[Records from a data source]

□ □ □ □ □ □ □

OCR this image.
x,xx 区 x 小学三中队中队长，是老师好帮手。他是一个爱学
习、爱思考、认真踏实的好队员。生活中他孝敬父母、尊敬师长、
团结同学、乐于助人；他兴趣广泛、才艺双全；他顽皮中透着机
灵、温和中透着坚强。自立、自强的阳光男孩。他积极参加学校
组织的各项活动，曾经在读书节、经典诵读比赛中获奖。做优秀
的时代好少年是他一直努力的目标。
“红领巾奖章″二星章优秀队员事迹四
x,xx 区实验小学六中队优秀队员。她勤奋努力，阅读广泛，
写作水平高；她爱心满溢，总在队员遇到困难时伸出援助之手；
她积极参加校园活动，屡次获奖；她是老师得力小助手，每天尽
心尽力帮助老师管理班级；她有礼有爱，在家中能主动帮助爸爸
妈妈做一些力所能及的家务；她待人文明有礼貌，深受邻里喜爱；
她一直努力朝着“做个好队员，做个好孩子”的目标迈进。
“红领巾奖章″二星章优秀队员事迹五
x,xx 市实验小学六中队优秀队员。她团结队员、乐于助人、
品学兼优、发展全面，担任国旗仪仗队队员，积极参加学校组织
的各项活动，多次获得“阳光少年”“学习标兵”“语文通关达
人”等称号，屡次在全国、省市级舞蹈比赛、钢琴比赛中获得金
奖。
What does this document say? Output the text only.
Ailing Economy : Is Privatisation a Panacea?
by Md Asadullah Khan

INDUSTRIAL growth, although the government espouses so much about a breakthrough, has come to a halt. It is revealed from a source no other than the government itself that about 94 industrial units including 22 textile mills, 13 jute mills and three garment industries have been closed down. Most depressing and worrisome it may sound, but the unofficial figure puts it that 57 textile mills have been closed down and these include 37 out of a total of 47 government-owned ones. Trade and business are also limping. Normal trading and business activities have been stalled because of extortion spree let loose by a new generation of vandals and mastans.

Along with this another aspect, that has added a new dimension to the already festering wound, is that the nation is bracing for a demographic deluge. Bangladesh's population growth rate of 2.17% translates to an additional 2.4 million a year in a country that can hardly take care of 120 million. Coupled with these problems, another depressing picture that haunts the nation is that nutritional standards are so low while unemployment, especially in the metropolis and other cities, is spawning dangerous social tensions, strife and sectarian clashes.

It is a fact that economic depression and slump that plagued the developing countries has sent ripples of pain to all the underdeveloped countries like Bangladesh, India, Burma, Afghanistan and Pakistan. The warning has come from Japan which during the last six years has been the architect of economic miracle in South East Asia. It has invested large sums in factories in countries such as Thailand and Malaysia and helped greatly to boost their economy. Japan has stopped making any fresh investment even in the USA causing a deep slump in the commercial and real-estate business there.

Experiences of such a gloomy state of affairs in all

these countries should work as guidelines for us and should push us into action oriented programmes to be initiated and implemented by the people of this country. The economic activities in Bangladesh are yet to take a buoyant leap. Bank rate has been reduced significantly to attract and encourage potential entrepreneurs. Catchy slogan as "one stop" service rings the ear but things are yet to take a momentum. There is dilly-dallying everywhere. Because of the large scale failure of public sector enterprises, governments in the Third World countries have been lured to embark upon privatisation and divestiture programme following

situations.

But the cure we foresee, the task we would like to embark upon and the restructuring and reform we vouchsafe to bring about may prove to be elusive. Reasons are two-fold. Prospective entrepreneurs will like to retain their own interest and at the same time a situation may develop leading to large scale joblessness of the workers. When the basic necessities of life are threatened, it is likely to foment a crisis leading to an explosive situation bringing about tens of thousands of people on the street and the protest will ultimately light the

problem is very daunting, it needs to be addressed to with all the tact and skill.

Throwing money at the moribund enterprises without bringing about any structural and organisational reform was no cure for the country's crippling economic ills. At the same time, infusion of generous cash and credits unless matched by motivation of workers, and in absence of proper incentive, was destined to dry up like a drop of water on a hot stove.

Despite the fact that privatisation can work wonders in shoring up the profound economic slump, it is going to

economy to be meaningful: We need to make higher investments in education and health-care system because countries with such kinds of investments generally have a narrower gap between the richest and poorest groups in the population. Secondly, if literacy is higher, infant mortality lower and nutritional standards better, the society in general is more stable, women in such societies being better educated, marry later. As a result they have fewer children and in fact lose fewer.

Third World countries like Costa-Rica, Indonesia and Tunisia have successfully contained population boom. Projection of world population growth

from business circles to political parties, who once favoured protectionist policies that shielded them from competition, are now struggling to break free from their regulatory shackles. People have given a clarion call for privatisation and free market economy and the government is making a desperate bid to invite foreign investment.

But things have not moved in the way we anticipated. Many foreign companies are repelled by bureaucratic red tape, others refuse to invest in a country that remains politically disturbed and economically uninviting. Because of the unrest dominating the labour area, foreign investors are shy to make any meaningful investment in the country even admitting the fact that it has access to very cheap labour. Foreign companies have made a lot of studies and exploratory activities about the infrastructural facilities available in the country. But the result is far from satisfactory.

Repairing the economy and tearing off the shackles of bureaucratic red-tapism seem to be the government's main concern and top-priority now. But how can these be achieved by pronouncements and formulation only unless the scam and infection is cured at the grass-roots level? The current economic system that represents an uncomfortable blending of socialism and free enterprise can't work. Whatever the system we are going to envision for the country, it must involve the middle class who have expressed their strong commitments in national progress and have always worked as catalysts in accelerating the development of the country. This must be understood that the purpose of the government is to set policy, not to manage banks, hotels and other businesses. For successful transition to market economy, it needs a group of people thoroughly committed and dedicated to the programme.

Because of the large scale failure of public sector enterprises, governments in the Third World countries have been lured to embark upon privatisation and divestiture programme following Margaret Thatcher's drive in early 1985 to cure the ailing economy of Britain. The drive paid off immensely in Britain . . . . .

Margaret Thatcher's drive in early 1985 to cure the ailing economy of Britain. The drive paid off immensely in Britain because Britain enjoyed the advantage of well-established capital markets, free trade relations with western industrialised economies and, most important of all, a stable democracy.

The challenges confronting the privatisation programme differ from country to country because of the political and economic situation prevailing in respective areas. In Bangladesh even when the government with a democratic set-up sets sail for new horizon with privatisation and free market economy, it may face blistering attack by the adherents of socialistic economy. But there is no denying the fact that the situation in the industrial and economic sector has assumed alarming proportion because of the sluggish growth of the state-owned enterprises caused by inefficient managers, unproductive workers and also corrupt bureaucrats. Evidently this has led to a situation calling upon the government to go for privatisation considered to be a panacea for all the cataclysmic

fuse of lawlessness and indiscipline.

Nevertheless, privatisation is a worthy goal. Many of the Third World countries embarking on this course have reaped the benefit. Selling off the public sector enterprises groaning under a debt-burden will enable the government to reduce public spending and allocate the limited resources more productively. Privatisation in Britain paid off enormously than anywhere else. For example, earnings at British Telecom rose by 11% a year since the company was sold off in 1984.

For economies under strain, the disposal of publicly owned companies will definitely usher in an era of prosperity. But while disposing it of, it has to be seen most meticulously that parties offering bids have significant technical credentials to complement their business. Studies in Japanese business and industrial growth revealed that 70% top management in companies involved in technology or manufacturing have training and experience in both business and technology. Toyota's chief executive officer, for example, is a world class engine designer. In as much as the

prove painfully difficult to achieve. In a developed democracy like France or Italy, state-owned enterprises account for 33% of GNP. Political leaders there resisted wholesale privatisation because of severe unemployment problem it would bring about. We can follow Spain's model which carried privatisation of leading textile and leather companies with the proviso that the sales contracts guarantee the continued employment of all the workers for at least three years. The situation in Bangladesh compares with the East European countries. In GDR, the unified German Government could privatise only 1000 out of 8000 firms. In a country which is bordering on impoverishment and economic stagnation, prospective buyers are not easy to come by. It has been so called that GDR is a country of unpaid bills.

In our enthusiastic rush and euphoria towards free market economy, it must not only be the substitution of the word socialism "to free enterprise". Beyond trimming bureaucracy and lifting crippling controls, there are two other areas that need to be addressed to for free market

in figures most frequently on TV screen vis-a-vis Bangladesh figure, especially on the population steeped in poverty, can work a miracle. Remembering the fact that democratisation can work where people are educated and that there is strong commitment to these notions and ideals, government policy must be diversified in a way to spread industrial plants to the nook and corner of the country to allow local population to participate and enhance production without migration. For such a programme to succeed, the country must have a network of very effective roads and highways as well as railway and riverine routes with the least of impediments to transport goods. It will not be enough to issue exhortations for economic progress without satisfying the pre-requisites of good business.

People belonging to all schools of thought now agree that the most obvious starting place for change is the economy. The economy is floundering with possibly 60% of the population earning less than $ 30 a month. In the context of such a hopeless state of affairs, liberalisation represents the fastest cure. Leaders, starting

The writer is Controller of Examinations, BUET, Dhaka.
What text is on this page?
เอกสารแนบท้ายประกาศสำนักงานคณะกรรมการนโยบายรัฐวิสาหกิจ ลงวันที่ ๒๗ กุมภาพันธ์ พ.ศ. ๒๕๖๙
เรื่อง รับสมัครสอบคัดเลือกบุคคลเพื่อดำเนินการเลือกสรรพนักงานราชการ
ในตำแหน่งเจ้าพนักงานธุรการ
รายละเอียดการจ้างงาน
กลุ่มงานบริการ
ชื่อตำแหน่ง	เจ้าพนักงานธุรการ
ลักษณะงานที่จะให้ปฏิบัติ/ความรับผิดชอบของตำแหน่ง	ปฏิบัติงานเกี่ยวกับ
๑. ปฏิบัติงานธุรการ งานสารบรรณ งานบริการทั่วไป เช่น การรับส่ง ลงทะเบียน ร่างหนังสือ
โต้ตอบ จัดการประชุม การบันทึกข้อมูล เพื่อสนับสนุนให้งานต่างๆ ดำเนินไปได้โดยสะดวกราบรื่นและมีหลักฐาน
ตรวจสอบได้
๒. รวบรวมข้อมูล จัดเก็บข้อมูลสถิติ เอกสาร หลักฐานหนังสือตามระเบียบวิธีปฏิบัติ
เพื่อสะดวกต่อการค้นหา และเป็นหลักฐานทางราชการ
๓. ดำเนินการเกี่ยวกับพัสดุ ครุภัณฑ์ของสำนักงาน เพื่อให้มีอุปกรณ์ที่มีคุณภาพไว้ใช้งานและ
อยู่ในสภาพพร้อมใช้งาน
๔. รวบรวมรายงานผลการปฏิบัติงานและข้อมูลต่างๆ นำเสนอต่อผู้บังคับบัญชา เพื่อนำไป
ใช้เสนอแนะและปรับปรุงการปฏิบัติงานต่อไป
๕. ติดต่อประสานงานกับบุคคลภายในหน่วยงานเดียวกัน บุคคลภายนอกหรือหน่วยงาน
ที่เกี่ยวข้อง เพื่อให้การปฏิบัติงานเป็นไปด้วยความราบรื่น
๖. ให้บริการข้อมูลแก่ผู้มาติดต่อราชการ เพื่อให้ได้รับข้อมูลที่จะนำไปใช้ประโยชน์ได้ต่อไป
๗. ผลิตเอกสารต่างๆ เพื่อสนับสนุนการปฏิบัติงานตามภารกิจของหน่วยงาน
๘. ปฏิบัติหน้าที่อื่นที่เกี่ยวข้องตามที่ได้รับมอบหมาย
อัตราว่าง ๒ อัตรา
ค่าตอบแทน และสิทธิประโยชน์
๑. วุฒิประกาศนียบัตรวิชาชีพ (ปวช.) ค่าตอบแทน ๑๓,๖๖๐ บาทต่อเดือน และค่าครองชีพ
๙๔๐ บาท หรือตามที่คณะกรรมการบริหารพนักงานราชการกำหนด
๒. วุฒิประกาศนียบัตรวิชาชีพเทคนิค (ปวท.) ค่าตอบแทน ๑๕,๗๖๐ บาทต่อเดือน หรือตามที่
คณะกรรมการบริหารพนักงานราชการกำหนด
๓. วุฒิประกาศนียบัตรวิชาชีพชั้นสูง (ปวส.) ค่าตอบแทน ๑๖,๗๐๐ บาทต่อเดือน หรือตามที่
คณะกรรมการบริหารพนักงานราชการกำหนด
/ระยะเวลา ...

□ □ □ □ □ □ □

- **STATED EXERCISE**: Which lines hold the word "bringing"? Copy all of them.

- **TASK ANSWER**:
But the cure we foresee, the task we would like to embark upon and the restructuring and reform we vouchsafe to bring about may prove to be elusive. Reasons are two-fold. Prospective entrepreneurs will like to retain their own interest and at the same time a situation may develop leading to large scale joblessness of the workers. When the basic necessities of life are threatened, it is likely to foment a crisis leading to an explosive situation bringing about tens of thousands of people on the street and the protest will ultimately light the
Throwing money at the moribund enterprises without bringing about any structural and organisational reform was no cure for the country's crippling economic ills. At the same time, infusion of generous cash and credits unless matched by motivation of workers, and in absence of proper incentive, was destined to dry up like a drop of water on a hot stove.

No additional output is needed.